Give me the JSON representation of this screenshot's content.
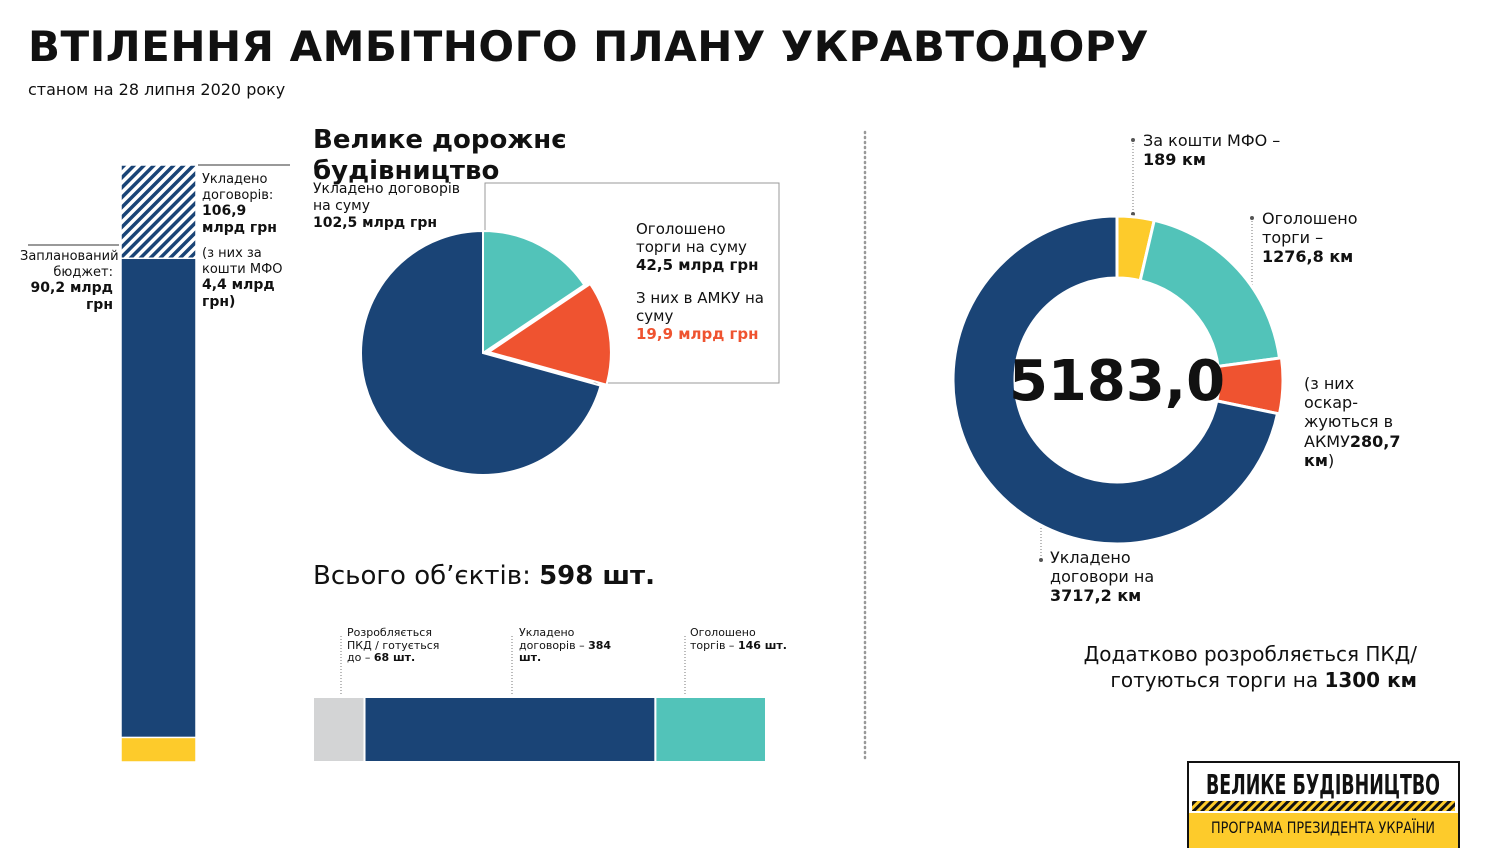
{
  "header": {
    "title": "ВТІЛЕННЯ АМБІТНОГО ПЛАНУ УКРАВТОДОРУ",
    "subtitle": "станом на 28 липня 2020 року"
  },
  "chart_data": [
    {
      "type": "overlay-bar",
      "series": [
        {
          "name": "Укладено договорів:",
          "values": [
            106.9
          ],
          "value_labels": [
            "106,9 млрд грн"
          ],
          "color": "#1a4476",
          "pattern": "hatch"
        },
        {
          "name": "Запланований бюджет:",
          "values": [
            90.2
          ],
          "value_labels": [
            "90,2 млрд грн"
          ],
          "color": "#1a4476"
        },
        {
          "name": "(з них за кошти МФО",
          "values": [
            4.4
          ],
          "value_labels": [
            "4,4 млрд грн)"
          ],
          "color": "#fdcb2b"
        }
      ]
    },
    {
      "type": "pie",
      "title": "Велике дорожнє будівництво",
      "categories": [
        "Оголошено торги на суму",
        "З них в АМКУ на суму",
        "Укладено договорів на суму"
      ],
      "values": [
        42.5,
        19.9,
        102.5
      ],
      "value_labels": [
        "42,5 млрд грн",
        "19,9 млрд грн",
        "102,5 млрд грн"
      ],
      "colors": [
        "#52c3b9",
        "#ef5330",
        "#1a4476"
      ],
      "part_of": [
        null,
        0,
        null
      ]
    },
    {
      "type": "stacked-hbar",
      "title": "Всього об’єктів:",
      "total": 598,
      "total_label": "598 шт.",
      "categories": [
        "Розробляється ПКД / готується до –",
        "Укладено договорів –",
        "Оголошено торгів –"
      ],
      "values": [
        68,
        384,
        146
      ],
      "value_labels": [
        "68 шт.",
        "384 шт.",
        "146 шт."
      ],
      "colors": [
        "#d3d4d5",
        "#1a4476",
        "#52c3b9"
      ]
    },
    {
      "type": "donut",
      "total": 5183.0,
      "total_label": "5183,0",
      "categories": [
        "За кошти МФО –",
        "Оголошено торги –",
        "(з них оскар-жуються в АКМУ",
        "Укладено договори на"
      ],
      "values": [
        189,
        1276.8,
        280.7,
        3717.2
      ],
      "value_labels": [
        "189 км",
        "1276,8 км",
        "280,7 км",
        "3717,2 км"
      ],
      "value_label_suffixes": [
        null,
        null,
        ")",
        null
      ],
      "colors": [
        "#fdcb2b",
        "#52c3b9",
        "#ef5330",
        "#1a4476"
      ],
      "part_of": [
        null,
        null,
        1,
        null
      ],
      "note": "Додатково розробляється ПКД/готуються торги на",
      "note_value": "1300 км"
    }
  ],
  "logo": {
    "title": "ВЕЛИКЕ БУДІВНИЦТВО",
    "subtitle": "ПРОГРАМА ПРЕЗИДЕНТА УКРАЇНИ"
  }
}
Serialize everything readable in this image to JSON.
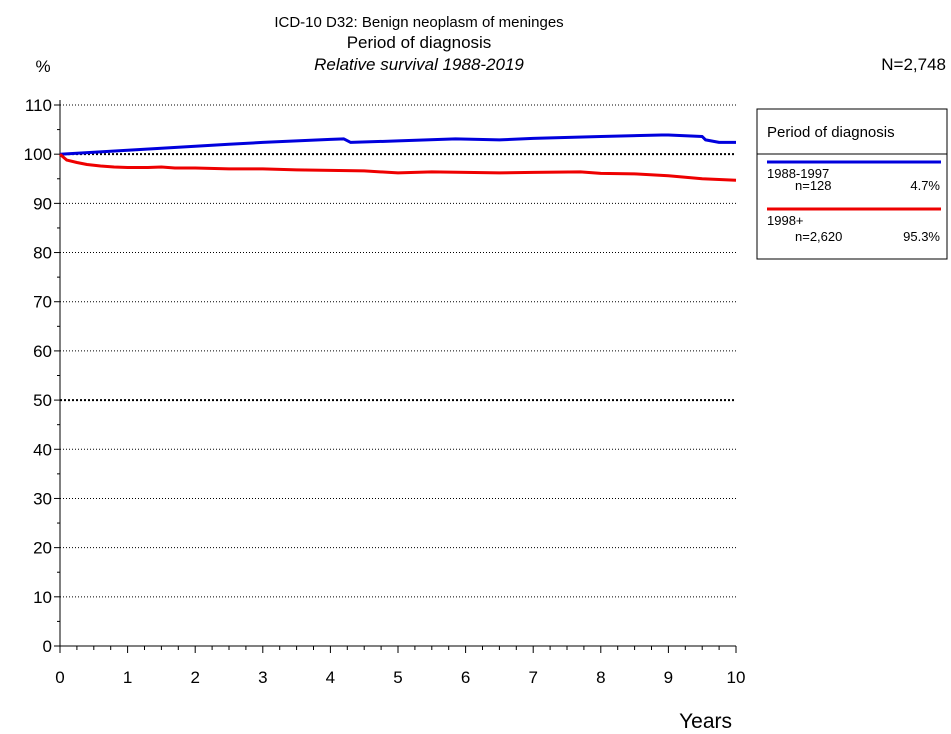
+++++
■ WORK TO COMPLETE ■
Repeat each entry precisely as it appears. Leave the pictures out.

■ COMPLETED EXERCISE ■
Give me the JSON representation of this screenshot's content.
{
  "header": {
    "title": "ВТІЛЕННЯ АМБІТНОГО ПЛАНУ УКРАВТОДОРУ",
    "subtitle": "станом на 28 липня 2020 року"
  },
  "chart_data": [
    {
      "type": "overlay-bar",
      "series": [
        {
          "name": "Укладено договорів:",
          "values": [
            106.9
          ],
          "value_labels": [
            "106,9 млрд грн"
          ],
          "color": "#1a4476",
          "pattern": "hatch"
        },
        {
          "name": "Запланований бюджет:",
          "values": [
            90.2
          ],
          "value_labels": [
            "90,2 млрд грн"
          ],
          "color": "#1a4476"
        },
        {
          "name": "(з них за кошти МФО",
          "values": [
            4.4
          ],
          "value_labels": [
            "4,4 млрд грн)"
          ],
          "color": "#fdcb2b"
        }
      ]
    },
    {
      "type": "pie",
      "title": "Велике дорожнє будівництво",
      "categories": [
        "Оголошено торги на суму",
        "З них в АМКУ на суму",
        "Укладено договорів на суму"
      ],
      "values": [
        42.5,
        19.9,
        102.5
      ],
      "value_labels": [
        "42,5 млрд грн",
        "19,9 млрд грн",
        "102,5 млрд грн"
      ],
      "colors": [
        "#52c3b9",
        "#ef5330",
        "#1a4476"
      ],
      "part_of": [
        null,
        0,
        null
      ]
    },
    {
      "type": "stacked-hbar",
      "title": "Всього об’єктів:",
      "total": 598,
      "total_label": "598 шт.",
      "categories": [
        "Розробляється ПКД / готується до –",
        "Укладено договорів –",
        "Оголошено торгів –"
      ],
      "values": [
        68,
        384,
        146
      ],
      "value_labels": [
        "68 шт.",
        "384 шт.",
        "146 шт."
      ],
      "colors": [
        "#d3d4d5",
        "#1a4476",
        "#52c3b9"
      ]
    },
    {
      "type": "donut",
      "total": 5183.0,
      "total_label": "5183,0",
      "categories": [
        "За кошти МФО –",
        "Оголошено торги –",
        "(з них оскар-жуються в АКМУ",
        "Укладено договори на"
      ],
      "values": [
        189,
        1276.8,
        280.7,
        3717.2
      ],
      "value_labels": [
        "189 км",
        "1276,8 км",
        "280,7 км",
        "3717,2 км"
      ],
      "value_label_suffixes": [
        null,
        null,
        ")",
        null
      ],
      "colors": [
        "#fdcb2b",
        "#52c3b9",
        "#ef5330",
        "#1a4476"
      ],
      "part_of": [
        null,
        null,
        1,
        null
      ],
      "note": "Додатково розробляється ПКД/готуються торги на",
      "note_value": "1300 км"
    }
  ],
  "logo": {
    "title": "ВЕЛИКЕ БУДІВНИЦТВО",
    "subtitle": "ПРОГРАМА ПРЕЗИДЕНТА УКРАЇНИ"
  }
}
Serialize everything readable in this image to JSON.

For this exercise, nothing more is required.